DATA SECTION:
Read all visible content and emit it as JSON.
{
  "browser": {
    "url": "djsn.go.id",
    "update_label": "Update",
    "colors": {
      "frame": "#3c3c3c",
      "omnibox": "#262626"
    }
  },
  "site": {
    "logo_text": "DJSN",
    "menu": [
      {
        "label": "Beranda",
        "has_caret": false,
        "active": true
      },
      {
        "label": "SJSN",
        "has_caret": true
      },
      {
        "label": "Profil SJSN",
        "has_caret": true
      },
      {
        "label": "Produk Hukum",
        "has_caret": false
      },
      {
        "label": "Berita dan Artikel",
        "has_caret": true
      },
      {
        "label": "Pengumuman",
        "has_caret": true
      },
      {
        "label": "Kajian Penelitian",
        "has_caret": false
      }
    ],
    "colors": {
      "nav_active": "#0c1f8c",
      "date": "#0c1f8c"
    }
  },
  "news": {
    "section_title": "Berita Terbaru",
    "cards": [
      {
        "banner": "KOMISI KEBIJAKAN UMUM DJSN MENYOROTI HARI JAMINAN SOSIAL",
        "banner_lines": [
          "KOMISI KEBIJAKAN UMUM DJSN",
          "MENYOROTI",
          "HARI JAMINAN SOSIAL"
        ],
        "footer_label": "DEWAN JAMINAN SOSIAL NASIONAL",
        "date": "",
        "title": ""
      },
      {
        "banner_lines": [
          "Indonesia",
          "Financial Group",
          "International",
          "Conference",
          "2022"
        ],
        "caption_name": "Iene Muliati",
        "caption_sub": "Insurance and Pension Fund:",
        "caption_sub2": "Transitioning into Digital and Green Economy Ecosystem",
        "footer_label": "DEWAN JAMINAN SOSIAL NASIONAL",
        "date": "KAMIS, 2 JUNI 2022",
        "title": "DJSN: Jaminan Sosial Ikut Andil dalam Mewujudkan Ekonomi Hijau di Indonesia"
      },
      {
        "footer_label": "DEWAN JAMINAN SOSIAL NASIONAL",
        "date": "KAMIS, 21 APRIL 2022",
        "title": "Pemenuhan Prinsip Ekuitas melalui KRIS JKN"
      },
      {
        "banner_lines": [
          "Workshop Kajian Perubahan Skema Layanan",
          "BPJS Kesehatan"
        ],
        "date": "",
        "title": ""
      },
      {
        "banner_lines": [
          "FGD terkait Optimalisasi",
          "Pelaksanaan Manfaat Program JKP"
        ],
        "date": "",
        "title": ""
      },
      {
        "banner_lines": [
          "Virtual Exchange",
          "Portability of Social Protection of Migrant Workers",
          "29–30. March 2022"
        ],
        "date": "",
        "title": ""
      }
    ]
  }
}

TASK TO CARRY OUT:
Repeat the material above exactly.

SOLUTION TO THIS TASK:
Read all visible content and emit it as JSON.
{
  "browser": {
    "url": "djsn.go.id",
    "update_label": "Update",
    "colors": {
      "frame": "#3c3c3c",
      "omnibox": "#262626"
    }
  },
  "site": {
    "logo_text": "DJSN",
    "menu": [
      {
        "label": "Beranda",
        "has_caret": false,
        "active": true
      },
      {
        "label": "SJSN",
        "has_caret": true
      },
      {
        "label": "Profil SJSN",
        "has_caret": true
      },
      {
        "label": "Produk Hukum",
        "has_caret": false
      },
      {
        "label": "Berita dan Artikel",
        "has_caret": true
      },
      {
        "label": "Pengumuman",
        "has_caret": true
      },
      {
        "label": "Kajian Penelitian",
        "has_caret": false
      }
    ],
    "colors": {
      "nav_active": "#0c1f8c",
      "date": "#0c1f8c"
    }
  },
  "news": {
    "section_title": "Berita Terbaru",
    "cards": [
      {
        "banner": "KOMISI KEBIJAKAN UMUM DJSN MENYOROTI HARI JAMINAN SOSIAL",
        "banner_lines": [
          "KOMISI KEBIJAKAN UMUM DJSN",
          "MENYOROTI",
          "HARI JAMINAN SOSIAL"
        ],
        "footer_label": "DEWAN JAMINAN SOSIAL NASIONAL",
        "date": "",
        "title": ""
      },
      {
        "banner_lines": [
          "Indonesia",
          "Financial Group",
          "International",
          "Conference",
          "2022"
        ],
        "caption_name": "Iene Muliati",
        "caption_sub": "Insurance and Pension Fund:",
        "caption_sub2": "Transitioning into Digital and Green Economy Ecosystem",
        "footer_label": "DEWAN JAMINAN SOSIAL NASIONAL",
        "date": "KAMIS, 2 JUNI 2022",
        "title": "DJSN: Jaminan Sosial Ikut Andil dalam Mewujudkan Ekonomi Hijau di Indonesia"
      },
      {
        "footer_label": "DEWAN JAMINAN SOSIAL NASIONAL",
        "date": "KAMIS, 21 APRIL 2022",
        "title": "Pemenuhan Prinsip Ekuitas melalui KRIS JKN"
      },
      {
        "banner_lines": [
          "Workshop Kajian Perubahan Skema Layanan",
          "BPJS Kesehatan"
        ],
        "date": "",
        "title": ""
      },
      {
        "banner_lines": [
          "FGD terkait Optimalisasi",
          "Pelaksanaan Manfaat Program JKP"
        ],
        "date": "",
        "title": ""
      },
      {
        "banner_lines": [
          "Virtual Exchange",
          "Portability of Social Protection of Migrant Workers",
          "29–30. March 2022"
        ],
        "date": "",
        "title": ""
      }
    ]
  }
}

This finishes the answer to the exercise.